* TASK TO CARRY OUT: Rewrite the rows below, substituting "Rect" for every occurrence of "Bar" and leaving everything else untouched.

[Box coordinate listings]
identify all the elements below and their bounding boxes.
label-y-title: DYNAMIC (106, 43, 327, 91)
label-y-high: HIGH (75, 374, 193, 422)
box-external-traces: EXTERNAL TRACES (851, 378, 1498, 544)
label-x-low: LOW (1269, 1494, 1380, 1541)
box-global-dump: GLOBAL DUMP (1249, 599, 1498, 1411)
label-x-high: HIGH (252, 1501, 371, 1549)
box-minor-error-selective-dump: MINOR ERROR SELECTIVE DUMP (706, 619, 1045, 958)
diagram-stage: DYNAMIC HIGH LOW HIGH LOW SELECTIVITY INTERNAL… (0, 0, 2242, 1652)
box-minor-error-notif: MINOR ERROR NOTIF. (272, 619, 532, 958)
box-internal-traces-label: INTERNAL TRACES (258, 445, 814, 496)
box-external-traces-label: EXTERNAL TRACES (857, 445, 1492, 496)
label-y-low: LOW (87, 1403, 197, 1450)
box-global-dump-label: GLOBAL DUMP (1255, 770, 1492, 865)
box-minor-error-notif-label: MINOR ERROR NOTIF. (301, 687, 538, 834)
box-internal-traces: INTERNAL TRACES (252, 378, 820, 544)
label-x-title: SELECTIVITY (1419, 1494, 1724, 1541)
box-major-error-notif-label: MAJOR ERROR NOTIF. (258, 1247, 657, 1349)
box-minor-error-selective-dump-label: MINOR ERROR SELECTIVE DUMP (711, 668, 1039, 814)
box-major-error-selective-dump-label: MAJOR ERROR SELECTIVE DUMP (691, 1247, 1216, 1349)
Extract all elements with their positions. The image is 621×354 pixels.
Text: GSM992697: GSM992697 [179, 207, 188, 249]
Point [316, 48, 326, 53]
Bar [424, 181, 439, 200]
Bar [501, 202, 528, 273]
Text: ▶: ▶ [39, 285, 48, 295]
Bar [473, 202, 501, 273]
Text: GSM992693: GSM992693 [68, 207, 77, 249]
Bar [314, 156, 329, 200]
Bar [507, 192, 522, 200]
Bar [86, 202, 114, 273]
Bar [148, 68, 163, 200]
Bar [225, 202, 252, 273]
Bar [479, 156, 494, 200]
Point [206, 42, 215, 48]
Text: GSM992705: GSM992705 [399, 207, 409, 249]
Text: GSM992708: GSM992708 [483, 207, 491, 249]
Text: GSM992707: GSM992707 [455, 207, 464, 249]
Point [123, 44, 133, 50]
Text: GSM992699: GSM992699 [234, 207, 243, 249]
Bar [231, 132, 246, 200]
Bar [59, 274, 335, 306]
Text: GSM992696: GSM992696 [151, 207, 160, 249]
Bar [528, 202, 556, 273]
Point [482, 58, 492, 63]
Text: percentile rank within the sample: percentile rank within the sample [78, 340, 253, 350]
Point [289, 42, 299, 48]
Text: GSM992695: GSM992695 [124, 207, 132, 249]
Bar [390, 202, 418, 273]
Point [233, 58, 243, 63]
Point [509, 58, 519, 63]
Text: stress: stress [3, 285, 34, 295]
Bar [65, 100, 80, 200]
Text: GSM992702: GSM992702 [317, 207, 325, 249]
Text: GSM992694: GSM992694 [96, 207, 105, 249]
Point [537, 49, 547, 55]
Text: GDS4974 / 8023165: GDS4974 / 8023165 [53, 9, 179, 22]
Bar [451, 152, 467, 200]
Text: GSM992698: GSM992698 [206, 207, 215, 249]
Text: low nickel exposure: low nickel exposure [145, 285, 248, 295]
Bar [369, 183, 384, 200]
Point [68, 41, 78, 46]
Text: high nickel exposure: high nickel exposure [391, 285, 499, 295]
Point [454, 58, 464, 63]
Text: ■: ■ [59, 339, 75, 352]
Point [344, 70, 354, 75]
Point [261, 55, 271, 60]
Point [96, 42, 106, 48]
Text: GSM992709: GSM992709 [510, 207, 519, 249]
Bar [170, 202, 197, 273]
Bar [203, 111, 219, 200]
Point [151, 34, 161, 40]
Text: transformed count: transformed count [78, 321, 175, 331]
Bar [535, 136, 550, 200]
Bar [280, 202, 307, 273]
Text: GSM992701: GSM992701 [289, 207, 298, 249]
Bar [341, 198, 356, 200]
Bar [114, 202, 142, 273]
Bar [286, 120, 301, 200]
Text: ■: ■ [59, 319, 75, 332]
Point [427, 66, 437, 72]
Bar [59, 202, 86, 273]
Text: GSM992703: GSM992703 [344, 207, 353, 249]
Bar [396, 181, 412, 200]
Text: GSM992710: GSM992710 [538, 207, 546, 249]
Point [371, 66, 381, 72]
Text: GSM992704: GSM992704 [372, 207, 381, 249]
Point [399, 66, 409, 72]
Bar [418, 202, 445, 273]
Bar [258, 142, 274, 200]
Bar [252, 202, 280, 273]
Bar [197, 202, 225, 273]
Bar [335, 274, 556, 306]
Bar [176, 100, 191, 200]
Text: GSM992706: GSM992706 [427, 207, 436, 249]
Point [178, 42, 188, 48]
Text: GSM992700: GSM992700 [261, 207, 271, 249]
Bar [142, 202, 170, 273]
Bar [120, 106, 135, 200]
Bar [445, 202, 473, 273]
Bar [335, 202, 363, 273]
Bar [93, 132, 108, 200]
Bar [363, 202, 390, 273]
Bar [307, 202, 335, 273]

* ANSWER TO THIS PROBLEM:
identify all the elements below and their bounding boxes.
label-y-title: DYNAMIC (106, 43, 327, 91)
label-y-high: HIGH (75, 374, 193, 422)
box-external-traces: EXTERNAL TRACES (851, 378, 1498, 544)
label-x-low: LOW (1269, 1494, 1380, 1541)
box-global-dump: GLOBAL DUMP (1249, 599, 1498, 1411)
label-x-high: HIGH (252, 1501, 371, 1549)
box-minor-error-selective-dump: MINOR ERROR SELECTIVE DUMP (706, 619, 1045, 958)
diagram-stage: DYNAMIC HIGH LOW HIGH LOW SELECTIVITY INTERNAL… (0, 0, 2242, 1652)
box-minor-error-notif: MINOR ERROR NOTIF. (272, 619, 532, 958)
box-internal-traces-label: INTERNAL TRACES (258, 445, 814, 496)
box-external-traces-label: EXTERNAL TRACES (857, 445, 1492, 496)
label-y-low: LOW (87, 1403, 197, 1450)
box-global-dump-label: GLOBAL DUMP (1255, 770, 1492, 865)
box-minor-error-notif-label: MINOR ERROR NOTIF. (301, 687, 538, 834)
box-internal-traces: INTERNAL TRACES (252, 378, 820, 544)
label-x-title: SELECTIVITY (1419, 1494, 1724, 1541)
box-major-error-notif-label: MAJOR ERROR NOTIF. (258, 1247, 657, 1349)
box-minor-error-selective-dump-label: MINOR ERROR SELECTIVE DUMP (711, 668, 1039, 814)
box-major-error-selective-dump-label: MAJOR ERROR SELECTIVE DUMP (691, 1247, 1216, 1349)
Extract all elements with their positions. The image is 621×354 pixels.
Text: GSM992697: GSM992697 [179, 207, 188, 249]
Point [316, 48, 326, 53]
Rect [424, 181, 439, 200]
Rect [501, 202, 528, 273]
Text: ▶: ▶ [39, 285, 48, 295]
Rect [473, 202, 501, 273]
Text: GSM992693: GSM992693 [68, 207, 77, 249]
Rect [314, 156, 329, 200]
Rect [507, 192, 522, 200]
Rect [86, 202, 114, 273]
Rect [148, 68, 163, 200]
Rect [225, 202, 252, 273]
Rect [479, 156, 494, 200]
Point [206, 42, 215, 48]
Text: GSM992705: GSM992705 [399, 207, 409, 249]
Text: GSM992708: GSM992708 [483, 207, 491, 249]
Text: GSM992707: GSM992707 [455, 207, 464, 249]
Point [123, 44, 133, 50]
Text: GSM992699: GSM992699 [234, 207, 243, 249]
Rect [231, 132, 246, 200]
Rect [59, 274, 335, 306]
Text: GSM992696: GSM992696 [151, 207, 160, 249]
Rect [528, 202, 556, 273]
Point [482, 58, 492, 63]
Text: percentile rank within the sample: percentile rank within the sample [78, 340, 253, 350]
Point [289, 42, 299, 48]
Text: GSM992695: GSM992695 [124, 207, 132, 249]
Rect [390, 202, 418, 273]
Point [233, 58, 243, 63]
Point [509, 58, 519, 63]
Text: stress: stress [3, 285, 34, 295]
Rect [65, 100, 80, 200]
Text: GSM992702: GSM992702 [317, 207, 325, 249]
Text: GSM992694: GSM992694 [96, 207, 105, 249]
Point [537, 49, 547, 55]
Text: GDS4974 / 8023165: GDS4974 / 8023165 [53, 9, 179, 22]
Rect [451, 152, 467, 200]
Text: GSM992698: GSM992698 [206, 207, 215, 249]
Text: low nickel exposure: low nickel exposure [145, 285, 248, 295]
Rect [369, 183, 384, 200]
Point [68, 41, 78, 46]
Text: high nickel exposure: high nickel exposure [391, 285, 499, 295]
Point [454, 58, 464, 63]
Text: ■: ■ [59, 339, 75, 352]
Point [344, 70, 354, 75]
Point [261, 55, 271, 60]
Point [96, 42, 106, 48]
Text: GSM992709: GSM992709 [510, 207, 519, 249]
Rect [170, 202, 197, 273]
Rect [203, 111, 219, 200]
Point [151, 34, 161, 40]
Text: transformed count: transformed count [78, 321, 175, 331]
Rect [535, 136, 550, 200]
Rect [280, 202, 307, 273]
Text: GSM992701: GSM992701 [289, 207, 298, 249]
Rect [341, 198, 356, 200]
Rect [114, 202, 142, 273]
Rect [286, 120, 301, 200]
Text: ■: ■ [59, 319, 75, 332]
Point [427, 66, 437, 72]
Rect [59, 202, 86, 273]
Text: GSM992703: GSM992703 [344, 207, 353, 249]
Rect [396, 181, 412, 200]
Text: GSM992710: GSM992710 [538, 207, 546, 249]
Point [371, 66, 381, 72]
Text: GSM992704: GSM992704 [372, 207, 381, 249]
Point [399, 66, 409, 72]
Rect [418, 202, 445, 273]
Rect [258, 142, 274, 200]
Rect [252, 202, 280, 273]
Rect [197, 202, 225, 273]
Rect [335, 274, 556, 306]
Rect [176, 100, 191, 200]
Text: GSM992706: GSM992706 [427, 207, 436, 249]
Point [178, 42, 188, 48]
Text: GSM992700: GSM992700 [261, 207, 271, 249]
Rect [142, 202, 170, 273]
Rect [120, 106, 135, 200]
Rect [445, 202, 473, 273]
Rect [335, 202, 363, 273]
Rect [93, 132, 108, 200]
Rect [363, 202, 390, 273]
Rect [307, 202, 335, 273]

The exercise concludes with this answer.